# Work to be completed
Each record below must be returned exactly as shown.

# Record excerpts
-- Begin --

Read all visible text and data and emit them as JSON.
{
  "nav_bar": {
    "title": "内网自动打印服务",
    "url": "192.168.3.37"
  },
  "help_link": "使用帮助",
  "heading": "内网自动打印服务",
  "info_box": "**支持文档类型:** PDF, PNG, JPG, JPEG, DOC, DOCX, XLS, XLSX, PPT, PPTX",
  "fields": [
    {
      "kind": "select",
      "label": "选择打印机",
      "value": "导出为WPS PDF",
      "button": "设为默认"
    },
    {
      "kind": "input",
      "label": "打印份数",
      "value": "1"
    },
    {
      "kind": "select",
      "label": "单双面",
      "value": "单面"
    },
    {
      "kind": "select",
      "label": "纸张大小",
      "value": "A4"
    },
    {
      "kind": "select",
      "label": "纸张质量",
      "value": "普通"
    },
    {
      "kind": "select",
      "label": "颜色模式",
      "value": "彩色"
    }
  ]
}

-- End --

# Response to the task
Read all visible text and data and emit them as JSON.
{
  "nav_bar": {
    "title": "内网自动打印服务",
    "url": "192.168.3.37"
  },
  "help_link": "使用帮助",
  "heading": "内网自动打印服务",
  "info_box": "**支持文档类型:** PDF, PNG, JPG, JPEG, DOC, DOCX, XLS, XLSX, PPT, PPTX",
  "fields": [
    {
      "kind": "select",
      "label": "选择打印机",
      "value": "导出为WPS PDF",
      "button": "设为默认"
    },
    {
      "kind": "input",
      "label": "打印份数",
      "value": "1"
    },
    {
      "kind": "select",
      "label": "单双面",
      "value": "单面"
    },
    {
      "kind": "select",
      "label": "纸张大小",
      "value": "A4"
    },
    {
      "kind": "select",
      "label": "纸张质量",
      "value": "普通"
    },
    {
      "kind": "select",
      "label": "颜色模式",
      "value": "彩色"
    }
  ]
}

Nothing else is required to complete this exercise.